[Saved entries]

++++

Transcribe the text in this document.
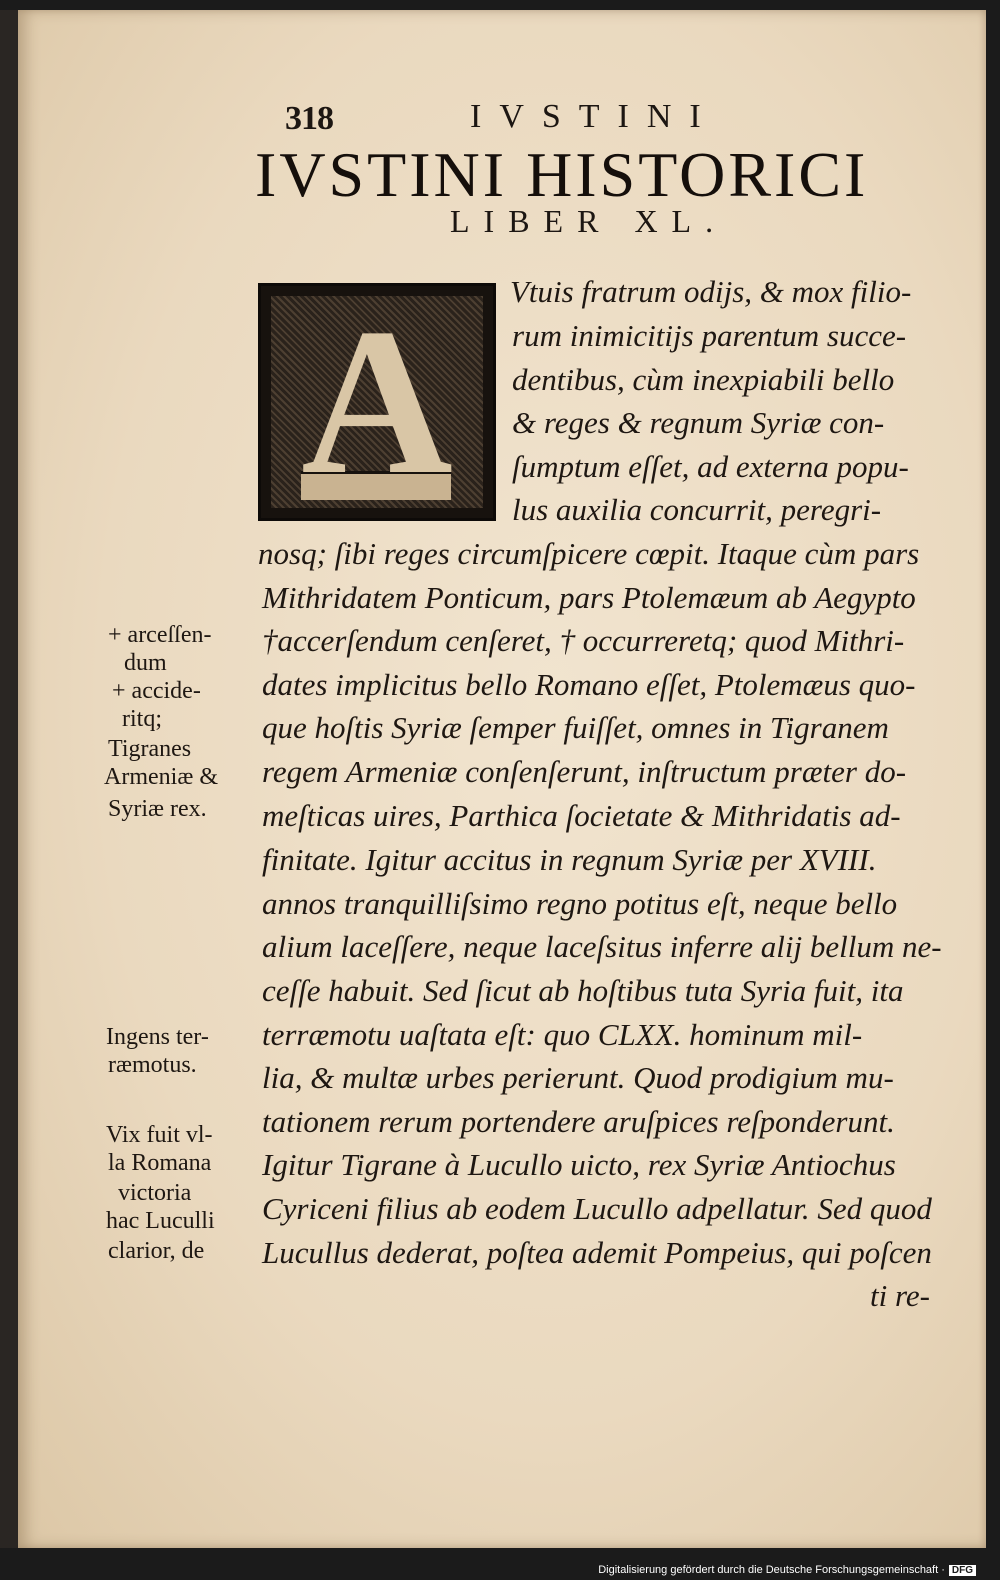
318	IVSTINI
IVSTINI HISTORICI
LIBER XL.
A	Vtuis fratrum odijs, & mox filio-
rum inimicitijs parentum succe-
dentibus, cùm inexpiabili bello
& reges & regnum Syriæ con-
ſumptum eſſet, ad externa popu-
lus auxilia concurrit, peregri-
nosq; ſibi reges circumſpicere cœpit. Itaque cùm pars
Mithridatem Ponticum, pars Ptolemæum ab Aegypto
†accerſendum cenſeret, † occurreretq; quod Mithri-
dates implicitus bello Romano eſſet, Ptolemæus quo-
que hoſtis Syriæ ſemper fuiſſet, omnes in Tigranem
regem Armeniæ conſenſerunt, inſtructum præter do-
meſticas uires, Parthica ſocietate & Mithridatis ad-
finitate. Igitur accitus in regnum Syriæ per XVIII.
annos tranquilliſsimo regno potitus eſt, neque bello
alium laceſſere, neque laceſsitus inferre alij bellum ne-
ceſſe habuit. Sed ſicut ab hoſtibus tuta Syria fuit, ita
terræmotu uaſtata eſt: quo CLXX. hominum mil-
lia, & multæ urbes perierunt. Quod prodigium mu-
tationem rerum portendere aruſpices reſponderunt.
Igitur Tigrane à Lucullo uicto, rex Syriæ Antiochus
Cyriceni filius ab eodem Lucullo adpellatur. Sed quod
Lucullus dederat, poſtea ademit Pompeius, qui poſcen
ti re-
+ arceſſen-
dum
+ accide-
ritq;
Tigranes
Armeniæ &
Syriæ rex.
Ingens ter-
ræmotus.
Vix fuit vl-
la Romana
victoria
hac Luculli
clarior, de
Digitalisierung gefördert durch die Deutsche Forschungsgemeinschaft · DFG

++++

● Task requirements: Copy every line from the entries that contains the word "neque".

● Written reply:
annos tranquilliſsimo regno potitus eſt, neque bello
alium laceſſere, neque laceſsitus inferre alij bellum ne-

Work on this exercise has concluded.